Data items
>> begin

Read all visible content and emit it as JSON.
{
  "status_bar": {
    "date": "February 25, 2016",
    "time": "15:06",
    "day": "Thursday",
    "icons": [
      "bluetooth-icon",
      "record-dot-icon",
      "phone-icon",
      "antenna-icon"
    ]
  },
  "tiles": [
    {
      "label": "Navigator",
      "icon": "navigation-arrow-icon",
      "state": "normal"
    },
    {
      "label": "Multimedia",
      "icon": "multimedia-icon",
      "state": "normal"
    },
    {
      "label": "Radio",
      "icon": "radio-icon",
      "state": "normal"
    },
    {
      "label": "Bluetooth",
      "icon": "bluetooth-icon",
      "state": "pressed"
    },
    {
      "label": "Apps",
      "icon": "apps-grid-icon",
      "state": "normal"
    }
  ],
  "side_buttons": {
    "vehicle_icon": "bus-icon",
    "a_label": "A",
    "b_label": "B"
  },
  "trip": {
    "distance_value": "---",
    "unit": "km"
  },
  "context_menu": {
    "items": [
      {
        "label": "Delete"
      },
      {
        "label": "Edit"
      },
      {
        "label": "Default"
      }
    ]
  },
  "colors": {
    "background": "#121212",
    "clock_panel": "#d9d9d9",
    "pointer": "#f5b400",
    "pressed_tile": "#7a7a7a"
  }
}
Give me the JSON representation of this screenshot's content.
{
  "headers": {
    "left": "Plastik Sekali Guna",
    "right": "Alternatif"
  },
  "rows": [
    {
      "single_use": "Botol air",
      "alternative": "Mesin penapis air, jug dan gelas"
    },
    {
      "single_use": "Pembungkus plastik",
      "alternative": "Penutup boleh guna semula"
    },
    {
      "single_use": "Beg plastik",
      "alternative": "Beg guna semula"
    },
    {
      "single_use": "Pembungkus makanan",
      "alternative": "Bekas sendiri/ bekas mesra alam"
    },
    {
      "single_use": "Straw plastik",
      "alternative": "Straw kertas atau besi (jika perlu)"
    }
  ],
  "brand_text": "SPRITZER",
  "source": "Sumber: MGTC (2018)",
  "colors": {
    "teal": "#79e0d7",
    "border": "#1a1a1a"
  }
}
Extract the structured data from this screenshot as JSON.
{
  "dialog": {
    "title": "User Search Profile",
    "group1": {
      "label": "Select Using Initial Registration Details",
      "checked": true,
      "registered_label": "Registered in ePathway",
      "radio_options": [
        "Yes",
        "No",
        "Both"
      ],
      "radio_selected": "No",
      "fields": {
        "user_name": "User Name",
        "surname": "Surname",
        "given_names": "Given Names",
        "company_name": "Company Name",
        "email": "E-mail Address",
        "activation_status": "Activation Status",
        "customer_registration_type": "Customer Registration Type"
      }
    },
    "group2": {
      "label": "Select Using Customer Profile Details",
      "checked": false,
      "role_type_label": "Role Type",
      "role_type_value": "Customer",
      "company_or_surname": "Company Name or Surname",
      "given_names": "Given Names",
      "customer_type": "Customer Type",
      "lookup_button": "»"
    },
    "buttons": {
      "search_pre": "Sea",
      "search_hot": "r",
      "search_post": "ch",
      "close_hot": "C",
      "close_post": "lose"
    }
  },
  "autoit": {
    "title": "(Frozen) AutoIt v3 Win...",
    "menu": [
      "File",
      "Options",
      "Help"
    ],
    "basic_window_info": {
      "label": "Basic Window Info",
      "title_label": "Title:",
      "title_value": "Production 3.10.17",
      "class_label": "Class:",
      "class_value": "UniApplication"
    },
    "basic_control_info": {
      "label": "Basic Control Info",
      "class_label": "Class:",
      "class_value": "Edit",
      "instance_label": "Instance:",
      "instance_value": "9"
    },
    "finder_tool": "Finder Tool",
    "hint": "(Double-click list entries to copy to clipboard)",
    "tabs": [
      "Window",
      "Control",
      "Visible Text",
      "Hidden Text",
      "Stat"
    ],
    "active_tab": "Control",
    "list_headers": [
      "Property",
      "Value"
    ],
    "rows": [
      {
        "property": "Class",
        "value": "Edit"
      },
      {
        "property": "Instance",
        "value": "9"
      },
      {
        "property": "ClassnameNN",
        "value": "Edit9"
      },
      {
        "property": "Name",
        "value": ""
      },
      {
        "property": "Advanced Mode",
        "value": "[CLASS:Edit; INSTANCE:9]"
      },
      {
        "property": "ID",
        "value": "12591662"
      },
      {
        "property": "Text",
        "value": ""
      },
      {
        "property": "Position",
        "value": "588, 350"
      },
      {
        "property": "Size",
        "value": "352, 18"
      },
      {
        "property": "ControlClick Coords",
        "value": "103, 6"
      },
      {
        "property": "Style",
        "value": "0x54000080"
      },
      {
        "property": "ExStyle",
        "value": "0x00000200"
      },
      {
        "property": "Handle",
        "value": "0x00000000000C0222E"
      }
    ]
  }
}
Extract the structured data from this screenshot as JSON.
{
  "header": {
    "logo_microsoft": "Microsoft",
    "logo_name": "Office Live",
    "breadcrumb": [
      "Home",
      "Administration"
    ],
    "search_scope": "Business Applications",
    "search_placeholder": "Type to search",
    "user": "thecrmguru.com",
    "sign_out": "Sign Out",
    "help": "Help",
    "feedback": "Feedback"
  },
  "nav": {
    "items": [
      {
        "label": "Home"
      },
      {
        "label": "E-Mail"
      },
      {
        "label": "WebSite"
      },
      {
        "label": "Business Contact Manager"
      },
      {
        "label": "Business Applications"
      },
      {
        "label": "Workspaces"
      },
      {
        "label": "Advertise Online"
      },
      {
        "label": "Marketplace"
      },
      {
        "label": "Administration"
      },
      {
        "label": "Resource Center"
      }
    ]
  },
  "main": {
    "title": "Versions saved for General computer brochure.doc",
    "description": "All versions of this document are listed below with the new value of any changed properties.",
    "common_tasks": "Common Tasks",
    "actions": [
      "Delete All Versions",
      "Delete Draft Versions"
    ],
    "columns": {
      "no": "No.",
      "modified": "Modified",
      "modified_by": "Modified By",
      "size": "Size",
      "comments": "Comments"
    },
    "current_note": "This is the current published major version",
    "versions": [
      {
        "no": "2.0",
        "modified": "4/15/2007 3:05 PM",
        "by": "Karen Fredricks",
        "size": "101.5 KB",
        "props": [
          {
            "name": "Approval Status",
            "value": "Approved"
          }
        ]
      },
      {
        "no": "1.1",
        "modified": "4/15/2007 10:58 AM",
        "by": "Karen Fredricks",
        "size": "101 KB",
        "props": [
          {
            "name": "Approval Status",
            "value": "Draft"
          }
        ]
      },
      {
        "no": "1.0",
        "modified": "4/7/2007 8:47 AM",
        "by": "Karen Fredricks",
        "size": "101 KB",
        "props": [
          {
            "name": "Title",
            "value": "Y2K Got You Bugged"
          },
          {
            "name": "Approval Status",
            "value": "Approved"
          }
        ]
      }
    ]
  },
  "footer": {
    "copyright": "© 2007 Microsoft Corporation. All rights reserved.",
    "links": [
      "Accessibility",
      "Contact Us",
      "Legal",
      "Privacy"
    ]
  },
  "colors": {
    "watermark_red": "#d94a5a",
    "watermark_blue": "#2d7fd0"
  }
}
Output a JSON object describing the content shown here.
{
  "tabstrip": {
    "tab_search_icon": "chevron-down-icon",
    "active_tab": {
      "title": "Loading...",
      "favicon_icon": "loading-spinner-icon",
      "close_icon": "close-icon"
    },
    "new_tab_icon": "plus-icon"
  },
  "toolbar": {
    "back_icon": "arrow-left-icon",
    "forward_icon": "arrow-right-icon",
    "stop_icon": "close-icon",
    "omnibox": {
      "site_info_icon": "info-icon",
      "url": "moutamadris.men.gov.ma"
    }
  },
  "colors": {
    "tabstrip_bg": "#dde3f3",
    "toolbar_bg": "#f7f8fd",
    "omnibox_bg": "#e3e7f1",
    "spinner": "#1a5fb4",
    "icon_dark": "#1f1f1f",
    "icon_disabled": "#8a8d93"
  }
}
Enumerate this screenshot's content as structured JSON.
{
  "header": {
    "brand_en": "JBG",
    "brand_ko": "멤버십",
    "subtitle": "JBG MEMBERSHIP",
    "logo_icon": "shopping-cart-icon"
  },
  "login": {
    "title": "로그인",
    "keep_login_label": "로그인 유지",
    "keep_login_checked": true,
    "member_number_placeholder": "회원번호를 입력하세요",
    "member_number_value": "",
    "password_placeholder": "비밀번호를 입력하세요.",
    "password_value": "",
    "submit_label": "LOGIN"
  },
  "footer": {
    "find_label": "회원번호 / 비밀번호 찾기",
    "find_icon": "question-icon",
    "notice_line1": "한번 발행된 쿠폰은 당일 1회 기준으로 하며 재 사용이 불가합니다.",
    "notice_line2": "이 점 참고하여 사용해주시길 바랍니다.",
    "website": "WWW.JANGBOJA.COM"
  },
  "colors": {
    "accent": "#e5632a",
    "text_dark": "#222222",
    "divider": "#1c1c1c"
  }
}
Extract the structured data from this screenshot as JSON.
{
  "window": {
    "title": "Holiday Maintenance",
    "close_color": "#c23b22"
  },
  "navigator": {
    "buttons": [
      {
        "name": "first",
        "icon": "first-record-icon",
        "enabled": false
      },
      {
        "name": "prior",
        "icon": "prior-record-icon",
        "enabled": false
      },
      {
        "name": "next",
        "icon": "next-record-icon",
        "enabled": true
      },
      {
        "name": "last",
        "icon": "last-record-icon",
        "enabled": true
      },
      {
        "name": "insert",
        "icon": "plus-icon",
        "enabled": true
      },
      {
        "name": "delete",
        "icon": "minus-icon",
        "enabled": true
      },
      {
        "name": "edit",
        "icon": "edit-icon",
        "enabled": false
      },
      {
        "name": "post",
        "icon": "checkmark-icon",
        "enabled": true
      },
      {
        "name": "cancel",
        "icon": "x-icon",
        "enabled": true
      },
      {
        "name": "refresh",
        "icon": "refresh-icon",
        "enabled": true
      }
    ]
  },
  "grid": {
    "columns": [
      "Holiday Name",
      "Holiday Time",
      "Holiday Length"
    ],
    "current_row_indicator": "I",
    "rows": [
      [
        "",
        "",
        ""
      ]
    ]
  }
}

>> end

## Given task
Select from the material above each line in which the string "Company" appears, and list those lines.

## The reply
        "company_name": "Company Name",
      "company_or_surname": "Company Name or Surname",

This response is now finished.